(Provided material)
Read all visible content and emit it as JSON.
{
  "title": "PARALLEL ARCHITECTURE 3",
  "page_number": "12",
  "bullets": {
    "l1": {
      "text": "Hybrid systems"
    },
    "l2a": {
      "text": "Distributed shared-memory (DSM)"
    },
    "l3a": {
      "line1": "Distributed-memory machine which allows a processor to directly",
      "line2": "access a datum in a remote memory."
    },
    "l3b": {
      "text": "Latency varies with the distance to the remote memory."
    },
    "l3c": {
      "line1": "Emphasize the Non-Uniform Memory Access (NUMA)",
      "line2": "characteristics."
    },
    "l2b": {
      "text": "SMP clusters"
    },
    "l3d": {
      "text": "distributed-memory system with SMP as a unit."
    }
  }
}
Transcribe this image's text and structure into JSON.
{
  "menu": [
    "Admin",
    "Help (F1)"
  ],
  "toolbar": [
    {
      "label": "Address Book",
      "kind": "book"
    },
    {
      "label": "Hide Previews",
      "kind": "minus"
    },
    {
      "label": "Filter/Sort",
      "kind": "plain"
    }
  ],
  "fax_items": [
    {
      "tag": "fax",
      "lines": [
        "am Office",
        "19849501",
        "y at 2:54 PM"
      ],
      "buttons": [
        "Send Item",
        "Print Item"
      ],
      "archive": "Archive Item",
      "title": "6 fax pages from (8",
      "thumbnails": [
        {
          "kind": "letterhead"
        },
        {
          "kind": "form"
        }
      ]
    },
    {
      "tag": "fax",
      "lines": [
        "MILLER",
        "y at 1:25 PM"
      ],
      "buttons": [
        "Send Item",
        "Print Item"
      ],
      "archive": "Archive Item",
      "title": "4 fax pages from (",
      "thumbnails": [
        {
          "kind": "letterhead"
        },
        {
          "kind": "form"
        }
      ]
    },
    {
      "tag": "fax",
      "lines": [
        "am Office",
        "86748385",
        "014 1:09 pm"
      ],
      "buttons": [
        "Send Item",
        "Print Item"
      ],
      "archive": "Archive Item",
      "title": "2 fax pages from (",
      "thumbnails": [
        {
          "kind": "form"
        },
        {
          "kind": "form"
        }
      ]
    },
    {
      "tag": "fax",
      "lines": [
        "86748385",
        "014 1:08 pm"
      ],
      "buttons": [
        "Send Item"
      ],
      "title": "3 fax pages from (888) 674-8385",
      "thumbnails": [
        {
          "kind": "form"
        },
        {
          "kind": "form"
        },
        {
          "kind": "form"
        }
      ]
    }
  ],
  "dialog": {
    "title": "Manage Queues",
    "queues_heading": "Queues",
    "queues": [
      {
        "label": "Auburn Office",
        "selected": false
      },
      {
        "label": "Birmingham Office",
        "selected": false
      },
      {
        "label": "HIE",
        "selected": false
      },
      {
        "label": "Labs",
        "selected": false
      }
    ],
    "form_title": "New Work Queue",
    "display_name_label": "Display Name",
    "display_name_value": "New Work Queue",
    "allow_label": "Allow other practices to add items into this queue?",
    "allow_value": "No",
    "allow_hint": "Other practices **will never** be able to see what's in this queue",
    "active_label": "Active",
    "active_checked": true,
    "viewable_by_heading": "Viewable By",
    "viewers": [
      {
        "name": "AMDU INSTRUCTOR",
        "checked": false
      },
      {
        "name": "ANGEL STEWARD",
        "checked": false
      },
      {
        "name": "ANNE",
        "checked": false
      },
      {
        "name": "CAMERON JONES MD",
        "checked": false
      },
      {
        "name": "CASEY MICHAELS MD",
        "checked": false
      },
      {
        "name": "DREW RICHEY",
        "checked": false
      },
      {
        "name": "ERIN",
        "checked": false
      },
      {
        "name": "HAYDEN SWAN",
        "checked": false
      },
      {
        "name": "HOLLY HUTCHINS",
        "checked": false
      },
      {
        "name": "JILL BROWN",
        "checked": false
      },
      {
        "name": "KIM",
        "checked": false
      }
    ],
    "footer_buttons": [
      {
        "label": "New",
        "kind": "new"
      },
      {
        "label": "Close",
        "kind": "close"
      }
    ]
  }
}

(Required task)
Among the entries above, identify all lines with "pages" and copy them.

(Completed exercise)
      "title": "6 fax pages from (8",
      "title": "4 fax pages from (",
      "title": "2 fax pages from (",
      "title": "3 fax pages from (888) 674-8385",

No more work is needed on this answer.